Canada’s capital region bears witness to surprising inrush of… black bears


OTTAWA — High population density is a feature of most Group of Seven capitals — but Ottawa stands out among its international peers these days with an unusual demographic situation: a sudden influx of bears.

Black bear sightings surged of late in Canada’s national capital region. Conservation officials say they’ve already had to round up more than 30 of the large mammals roaming urban areas since the start of the month.

From a human’s perspective, the bears have been getting into mischief. Locals have seen them wandering along leafy residential streets, nosing through backyard compost containers and one was even spotted rambling the alleys of Ottawa’s touristy ByWard Market.

Many of the wayward animals, including the one affectionately nicknamed “ByWard Bear,” were seen or scooped up within a few kilometres of Parliament Hill.

“We’ve been getting a lot of calls,” said veteran conservation specialist Richard Moore, who fired the tranquilizer darts last week that eventually neutralized ByWard Bear as it clung to a downtown tree.

“It’s not abnormal to have black bears around urban lands, we get them every once in a while… especially in the fall when it’s time to put some fat on.”

This year, however, has been unusually busy.

■ **Provided records**:
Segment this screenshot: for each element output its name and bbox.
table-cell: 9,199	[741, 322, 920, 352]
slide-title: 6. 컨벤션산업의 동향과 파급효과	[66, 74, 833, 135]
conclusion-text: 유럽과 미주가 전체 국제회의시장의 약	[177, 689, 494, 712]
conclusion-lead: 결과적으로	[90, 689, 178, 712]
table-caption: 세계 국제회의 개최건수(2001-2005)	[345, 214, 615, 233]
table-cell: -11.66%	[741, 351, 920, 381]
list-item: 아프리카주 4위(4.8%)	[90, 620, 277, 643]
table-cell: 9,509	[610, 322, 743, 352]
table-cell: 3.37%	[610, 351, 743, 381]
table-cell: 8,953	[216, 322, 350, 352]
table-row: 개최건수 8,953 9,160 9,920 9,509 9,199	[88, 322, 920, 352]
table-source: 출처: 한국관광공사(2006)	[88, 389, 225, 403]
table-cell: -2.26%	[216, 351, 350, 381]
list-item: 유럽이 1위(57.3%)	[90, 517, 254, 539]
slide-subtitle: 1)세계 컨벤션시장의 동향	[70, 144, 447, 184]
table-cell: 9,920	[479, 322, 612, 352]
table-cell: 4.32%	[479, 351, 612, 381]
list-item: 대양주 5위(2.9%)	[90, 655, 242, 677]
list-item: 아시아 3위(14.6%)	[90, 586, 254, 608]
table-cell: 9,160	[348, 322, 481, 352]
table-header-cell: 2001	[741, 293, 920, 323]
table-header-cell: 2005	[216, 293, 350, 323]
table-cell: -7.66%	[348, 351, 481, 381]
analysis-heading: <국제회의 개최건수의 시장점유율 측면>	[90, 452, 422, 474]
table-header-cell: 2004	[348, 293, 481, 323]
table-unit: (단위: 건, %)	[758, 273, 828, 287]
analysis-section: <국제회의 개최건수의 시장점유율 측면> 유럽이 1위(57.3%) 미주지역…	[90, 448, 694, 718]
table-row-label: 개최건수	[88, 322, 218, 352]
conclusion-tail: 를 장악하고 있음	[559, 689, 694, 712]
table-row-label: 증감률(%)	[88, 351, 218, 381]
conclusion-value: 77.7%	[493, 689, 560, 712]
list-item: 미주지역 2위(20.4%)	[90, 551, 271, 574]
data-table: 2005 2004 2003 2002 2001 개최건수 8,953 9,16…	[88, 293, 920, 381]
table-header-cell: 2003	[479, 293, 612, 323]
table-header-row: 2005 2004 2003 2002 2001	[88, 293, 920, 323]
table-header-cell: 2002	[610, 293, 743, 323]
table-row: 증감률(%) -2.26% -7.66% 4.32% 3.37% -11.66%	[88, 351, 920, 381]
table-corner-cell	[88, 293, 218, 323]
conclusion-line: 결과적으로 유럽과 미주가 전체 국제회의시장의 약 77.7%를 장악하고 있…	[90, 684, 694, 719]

* * *

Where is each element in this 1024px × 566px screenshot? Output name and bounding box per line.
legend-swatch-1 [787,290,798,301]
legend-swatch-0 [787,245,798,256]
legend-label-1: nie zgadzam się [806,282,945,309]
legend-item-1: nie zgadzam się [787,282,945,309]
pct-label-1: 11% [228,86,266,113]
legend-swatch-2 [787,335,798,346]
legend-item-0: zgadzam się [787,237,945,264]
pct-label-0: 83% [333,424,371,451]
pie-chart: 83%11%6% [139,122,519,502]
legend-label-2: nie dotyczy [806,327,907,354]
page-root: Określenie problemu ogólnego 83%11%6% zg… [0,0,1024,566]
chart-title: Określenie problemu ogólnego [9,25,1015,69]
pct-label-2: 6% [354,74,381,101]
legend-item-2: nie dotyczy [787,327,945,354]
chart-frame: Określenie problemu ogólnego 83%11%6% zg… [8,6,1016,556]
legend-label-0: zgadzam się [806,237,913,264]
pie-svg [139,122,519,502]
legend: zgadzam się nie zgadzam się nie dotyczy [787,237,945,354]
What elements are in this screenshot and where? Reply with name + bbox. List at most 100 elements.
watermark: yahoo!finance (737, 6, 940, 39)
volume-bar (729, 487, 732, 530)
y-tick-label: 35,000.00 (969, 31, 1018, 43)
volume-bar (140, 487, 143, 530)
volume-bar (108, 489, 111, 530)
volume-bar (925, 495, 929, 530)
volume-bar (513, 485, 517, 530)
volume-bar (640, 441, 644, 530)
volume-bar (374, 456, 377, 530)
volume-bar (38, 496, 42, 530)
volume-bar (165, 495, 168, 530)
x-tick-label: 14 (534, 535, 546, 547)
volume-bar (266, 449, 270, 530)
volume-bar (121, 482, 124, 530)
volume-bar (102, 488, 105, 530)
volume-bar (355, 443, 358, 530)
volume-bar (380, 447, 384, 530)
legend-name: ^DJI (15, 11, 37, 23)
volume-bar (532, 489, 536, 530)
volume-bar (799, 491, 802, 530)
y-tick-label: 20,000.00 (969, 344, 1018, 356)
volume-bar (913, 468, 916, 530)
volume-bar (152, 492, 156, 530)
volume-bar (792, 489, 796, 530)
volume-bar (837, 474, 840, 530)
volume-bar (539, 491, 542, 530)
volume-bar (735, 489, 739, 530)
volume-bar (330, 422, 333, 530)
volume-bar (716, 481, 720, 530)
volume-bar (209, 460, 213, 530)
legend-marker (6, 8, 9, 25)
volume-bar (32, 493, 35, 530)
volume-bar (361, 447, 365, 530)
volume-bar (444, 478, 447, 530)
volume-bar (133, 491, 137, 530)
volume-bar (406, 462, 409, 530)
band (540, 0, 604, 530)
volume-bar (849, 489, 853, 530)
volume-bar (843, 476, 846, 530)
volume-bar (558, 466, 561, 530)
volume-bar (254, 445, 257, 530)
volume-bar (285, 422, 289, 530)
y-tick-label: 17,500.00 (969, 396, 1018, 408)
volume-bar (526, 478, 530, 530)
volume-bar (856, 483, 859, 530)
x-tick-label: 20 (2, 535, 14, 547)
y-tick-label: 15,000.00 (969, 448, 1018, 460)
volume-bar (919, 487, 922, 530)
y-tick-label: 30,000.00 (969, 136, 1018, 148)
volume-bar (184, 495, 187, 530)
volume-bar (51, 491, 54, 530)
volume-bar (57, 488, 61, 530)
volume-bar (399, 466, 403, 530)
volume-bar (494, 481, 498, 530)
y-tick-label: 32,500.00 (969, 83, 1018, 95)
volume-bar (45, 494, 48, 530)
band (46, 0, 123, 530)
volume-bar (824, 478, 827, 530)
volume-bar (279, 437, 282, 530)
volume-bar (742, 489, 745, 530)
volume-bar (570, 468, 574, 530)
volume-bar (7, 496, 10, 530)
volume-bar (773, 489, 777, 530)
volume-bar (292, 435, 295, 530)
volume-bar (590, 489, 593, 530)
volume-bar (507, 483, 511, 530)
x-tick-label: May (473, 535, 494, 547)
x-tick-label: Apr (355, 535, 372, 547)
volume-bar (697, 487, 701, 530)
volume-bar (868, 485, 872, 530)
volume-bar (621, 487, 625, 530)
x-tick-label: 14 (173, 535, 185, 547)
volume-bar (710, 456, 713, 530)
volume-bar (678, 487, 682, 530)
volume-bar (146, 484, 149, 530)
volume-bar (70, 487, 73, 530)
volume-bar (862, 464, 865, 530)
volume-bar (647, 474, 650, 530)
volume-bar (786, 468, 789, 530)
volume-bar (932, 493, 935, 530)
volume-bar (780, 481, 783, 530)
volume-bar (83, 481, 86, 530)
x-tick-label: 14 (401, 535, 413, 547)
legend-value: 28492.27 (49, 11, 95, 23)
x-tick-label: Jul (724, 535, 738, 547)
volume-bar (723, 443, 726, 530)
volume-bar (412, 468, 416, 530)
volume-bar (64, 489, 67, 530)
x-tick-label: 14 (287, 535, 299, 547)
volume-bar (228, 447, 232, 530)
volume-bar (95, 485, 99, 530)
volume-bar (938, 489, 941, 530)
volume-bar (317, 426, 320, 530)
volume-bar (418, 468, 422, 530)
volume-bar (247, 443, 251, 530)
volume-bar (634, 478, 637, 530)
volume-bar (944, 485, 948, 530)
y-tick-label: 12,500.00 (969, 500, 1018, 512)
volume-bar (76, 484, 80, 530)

---

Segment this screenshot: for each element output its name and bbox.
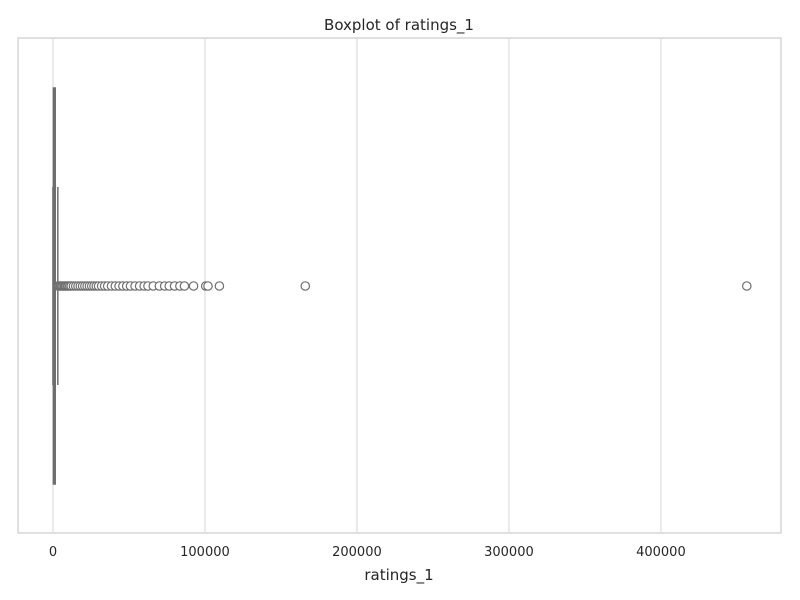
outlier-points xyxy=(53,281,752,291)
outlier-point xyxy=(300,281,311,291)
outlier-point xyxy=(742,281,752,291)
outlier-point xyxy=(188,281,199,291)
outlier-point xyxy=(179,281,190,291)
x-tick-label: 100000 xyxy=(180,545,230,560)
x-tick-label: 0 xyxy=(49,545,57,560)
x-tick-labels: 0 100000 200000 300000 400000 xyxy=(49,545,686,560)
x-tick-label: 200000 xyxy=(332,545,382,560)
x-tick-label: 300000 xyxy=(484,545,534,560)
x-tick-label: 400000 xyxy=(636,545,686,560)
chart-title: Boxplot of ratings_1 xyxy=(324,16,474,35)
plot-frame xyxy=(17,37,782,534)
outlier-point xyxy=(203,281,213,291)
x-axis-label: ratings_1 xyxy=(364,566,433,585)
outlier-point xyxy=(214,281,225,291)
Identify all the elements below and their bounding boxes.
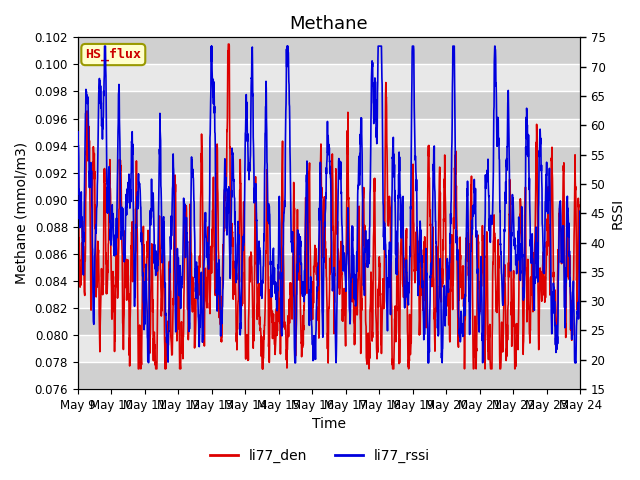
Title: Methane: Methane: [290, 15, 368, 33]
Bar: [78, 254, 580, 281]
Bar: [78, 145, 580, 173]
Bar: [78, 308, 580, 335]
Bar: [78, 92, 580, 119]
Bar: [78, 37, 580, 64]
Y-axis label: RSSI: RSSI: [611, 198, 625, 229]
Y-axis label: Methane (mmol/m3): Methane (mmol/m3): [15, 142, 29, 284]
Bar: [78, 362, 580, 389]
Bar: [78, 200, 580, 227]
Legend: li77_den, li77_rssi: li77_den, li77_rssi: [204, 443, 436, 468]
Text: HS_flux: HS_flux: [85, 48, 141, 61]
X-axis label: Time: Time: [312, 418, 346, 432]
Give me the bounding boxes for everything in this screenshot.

■ **Set exercise**: Transcribe from the article on black bears in Ottawa, starting with "Canada’s capital region" and going on through "touristy ByWard Market.".

■ **Response to this exercise**:
Canada’s capital region bears witness to surprising inrush of… black bears


OTTAWA — High population density is a feature of most Group of Seven capitals — but Ottawa stands out among its international peers these days with an unusual demographic situation: a sudden influx of bears.

Black bear sightings surged of late in Canada’s national capital region. Conservation officials say they’ve already had to round up more than 30 of the large mammals roaming urban areas since the start of the month.

From a human’s perspective, the bears have been getting into mischief. Locals have seen them wandering along leafy residential streets, nosing through backyard compost containers and one was even spotted rambling the alleys of Ottawa’s touristy ByWard Market.